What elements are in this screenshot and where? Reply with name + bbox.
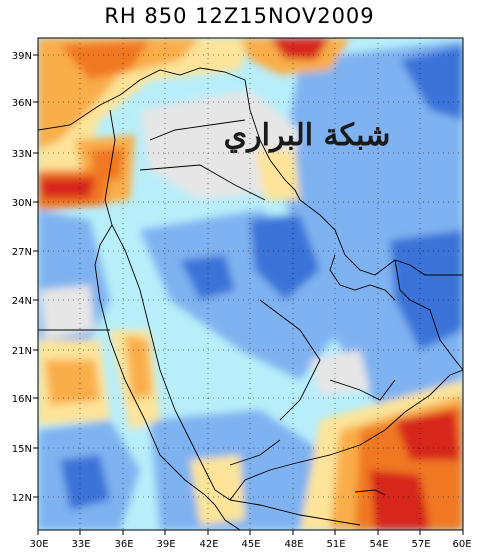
y-tick-label: 16N bbox=[12, 394, 32, 405]
field-verydry-2 bbox=[390, 230, 463, 350]
field-wet-nw bbox=[60, 40, 150, 80]
y-tick-label: 33N bbox=[12, 149, 32, 160]
y-tick-label: 36N bbox=[12, 98, 32, 109]
field-verywet-se-1 bbox=[395, 410, 460, 460]
grid bbox=[38, 38, 463, 530]
x-tick-label: 36E bbox=[114, 539, 133, 550]
x-tick-label: 45E bbox=[241, 539, 260, 550]
y-tick-label: 39N bbox=[12, 51, 32, 62]
field-verydry-sw bbox=[60, 455, 110, 510]
field-moist-iraq bbox=[255, 150, 300, 200]
y-tick-label: 21N bbox=[12, 346, 32, 357]
map-title: RH 850 12Z15NOV2009 bbox=[104, 4, 375, 28]
y-tick-label: 24N bbox=[12, 296, 32, 307]
watermark: شبكة البراري bbox=[223, 118, 391, 153]
field-verydry-4 bbox=[180, 255, 235, 300]
field-moist-horn bbox=[190, 455, 245, 525]
y-tick-label: 30N bbox=[12, 198, 32, 209]
field-verywet-sinai bbox=[40, 178, 95, 198]
x-tick-label: 48E bbox=[284, 539, 303, 550]
field-verywet-north bbox=[270, 38, 330, 60]
field-moisthigh-west bbox=[45, 360, 100, 405]
field-verydry-1 bbox=[250, 215, 320, 300]
field-moisthigh-redsea bbox=[125, 335, 152, 400]
tick-marks bbox=[33, 54, 464, 535]
y-tick-label: 27N bbox=[12, 247, 32, 258]
y-tick-label: 15N bbox=[12, 444, 32, 455]
field-verywet-se-2 bbox=[370, 470, 430, 530]
x-tick-label: 39E bbox=[156, 539, 175, 550]
y-tick-label: 12N bbox=[12, 493, 32, 504]
x-tick-label: 33E bbox=[71, 539, 90, 550]
field-neutral-3 bbox=[310, 350, 370, 395]
x-tick-label: 30E bbox=[29, 539, 48, 550]
x-tick-label: 57E bbox=[411, 539, 430, 550]
field-neutral-2 bbox=[40, 285, 95, 340]
x-tick-label: 51E bbox=[326, 539, 345, 550]
field-verydry-3 bbox=[400, 45, 463, 120]
x-tick-label: 42E bbox=[199, 539, 218, 550]
x-tick-label: 60E bbox=[452, 539, 471, 550]
x-tick-label: 54E bbox=[369, 539, 388, 550]
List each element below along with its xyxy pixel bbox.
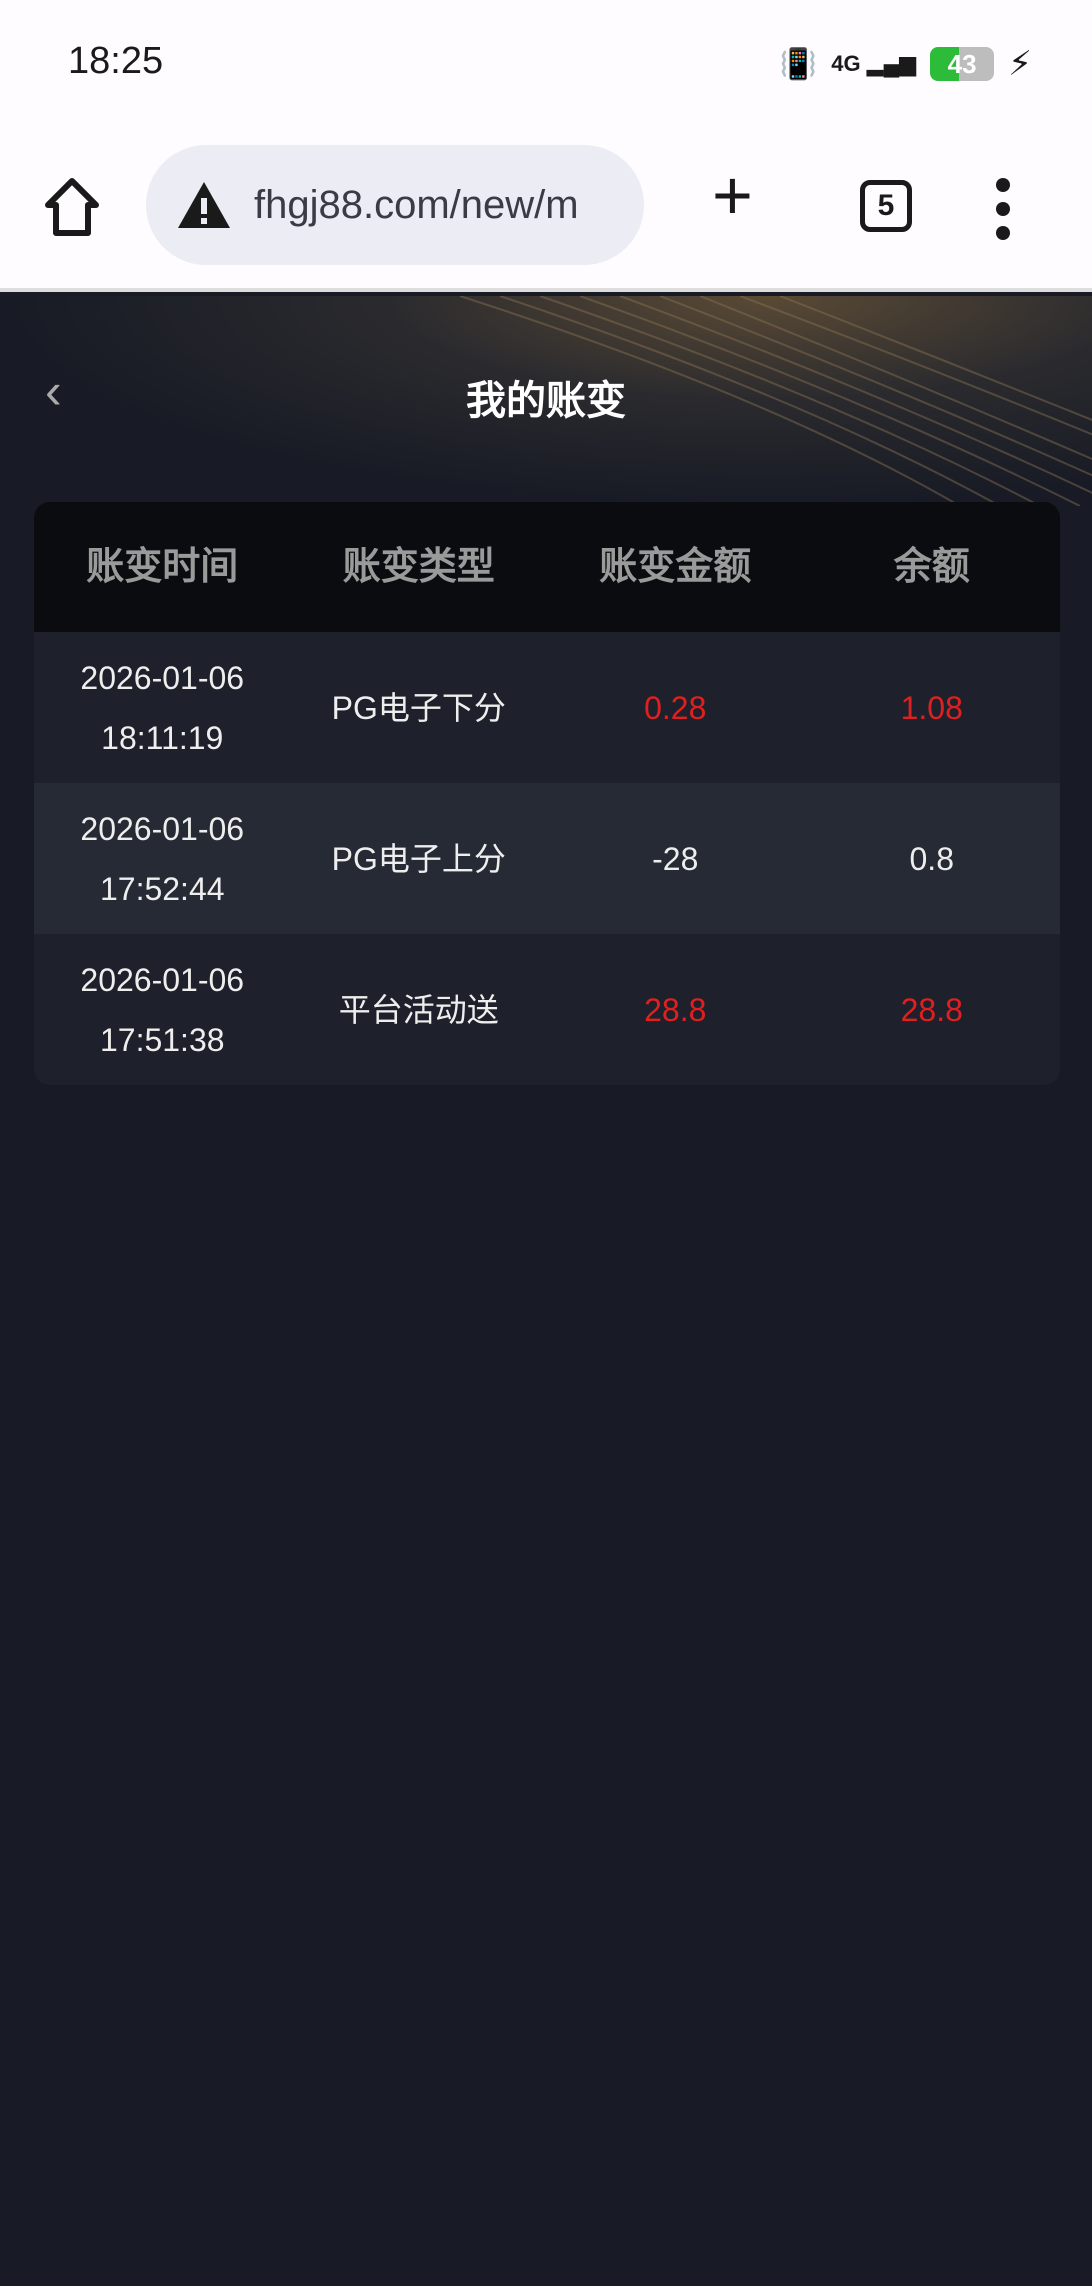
header-balance: 余额 — [893, 546, 970, 588]
cell-amount: 0.28 — [644, 689, 707, 726]
cell-type: 平台活动送 — [338, 991, 499, 1028]
browser-toolbar: fhgj88.com/new/m + 5 — [0, 130, 1092, 292]
cell-date: 2026-01-06 — [80, 810, 245, 847]
header-amount: 账变金额 — [599, 546, 752, 588]
cell-date: 2026-01-06 — [80, 659, 245, 696]
cell-balance: 0.8 — [909, 840, 954, 877]
page-title: 我的账变 — [466, 379, 626, 423]
cell-date: 2026-01-06 — [80, 961, 245, 998]
page-header: ‹ 我的账变 — [0, 296, 1092, 506]
cell-type: PG电子上分 — [331, 840, 506, 877]
tab-switcher-button[interactable]: 5 — [860, 180, 912, 232]
cell-type: PG电子下分 — [331, 689, 506, 726]
cell-amount: 28.8 — [644, 991, 707, 1028]
cell-datetime: 2026-01-06 17:52:44 — [34, 799, 291, 919]
back-button[interactable]: ‹ — [45, 363, 62, 419]
warning-icon[interactable] — [176, 180, 232, 230]
clock: 18:25 — [68, 40, 164, 82]
cell-datetime: 2026-01-06 17:51:38 — [34, 950, 291, 1070]
signal-icon: 4G ▂▄▆ — [831, 51, 917, 76]
header-time: 账变时间 — [86, 546, 239, 588]
more-menu-icon[interactable] — [996, 178, 1010, 240]
address-bar[interactable]: fhgj88.com/new/m — [146, 145, 644, 265]
header-type: 账变类型 — [342, 546, 495, 588]
cell-balance: 1.08 — [900, 689, 963, 726]
cell-amount: -28 — [652, 840, 699, 877]
url-text[interactable]: fhgj88.com/new/m — [254, 182, 579, 227]
table-row: 2026-01-06 17:52:44 PG电子上分 -28 0.8 — [34, 783, 1060, 934]
header-decoration — [459, 296, 1092, 506]
cell-time: 17:51:38 — [99, 1021, 225, 1058]
new-tab-button[interactable]: + — [712, 156, 753, 234]
table-row: 2026-01-06 18:11:19 PG电子下分 0.28 1.08 — [34, 632, 1060, 783]
charging-icon: ⚡ — [1008, 45, 1032, 83]
status-bar: 18:25 📳 4G ▂▄▆ 43 ⚡ — [0, 0, 1092, 130]
transactions-table: 账变时间 账变类型 账变金额 余额 2026-01-06 18:11:19 PG电… — [34, 502, 1060, 1085]
table-header: 账变时间 账变类型 账变金额 余额 — [34, 502, 1060, 632]
vibrate-icon: 📳 — [779, 47, 818, 81]
cell-balance: 28.8 — [900, 991, 963, 1028]
cell-time: 18:11:19 — [101, 719, 224, 756]
table-row: 2026-01-06 17:51:38 平台活动送 28.8 28.8 — [34, 934, 1060, 1085]
cell-time: 17:52:44 — [99, 870, 225, 907]
battery-icon: 43 — [930, 47, 995, 81]
cell-datetime: 2026-01-06 18:11:19 — [34, 648, 291, 768]
network-type: 4G — [831, 51, 861, 76]
home-icon[interactable] — [40, 175, 104, 239]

● ● ● ●

> [Written problem]:
From the line with "y-tick-label: 16N bbox=[12, 394, 32, 405]" up to and including the line with "y-tick-label: 39N bbox=[12, 51, 32, 62]", rewrite the records with "map-grid" in place of "grid", changing nothing else. Give only those lines.

> [Answer to this problem]:
y-tick-label: 16N bbox=[12, 394, 32, 405]
field-verydry-2 bbox=[390, 230, 463, 350]
field-wet-nw bbox=[60, 40, 150, 80]
y-tick-label: 33N bbox=[12, 149, 32, 160]
y-tick-label: 36N bbox=[12, 98, 32, 109]
field-verywet-se-1 bbox=[395, 410, 460, 460]
map-grid bbox=[38, 38, 463, 530]
x-tick-label: 36E bbox=[114, 539, 133, 550]
x-tick-label: 45E bbox=[241, 539, 260, 550]
y-tick-label: 39N bbox=[12, 51, 32, 62]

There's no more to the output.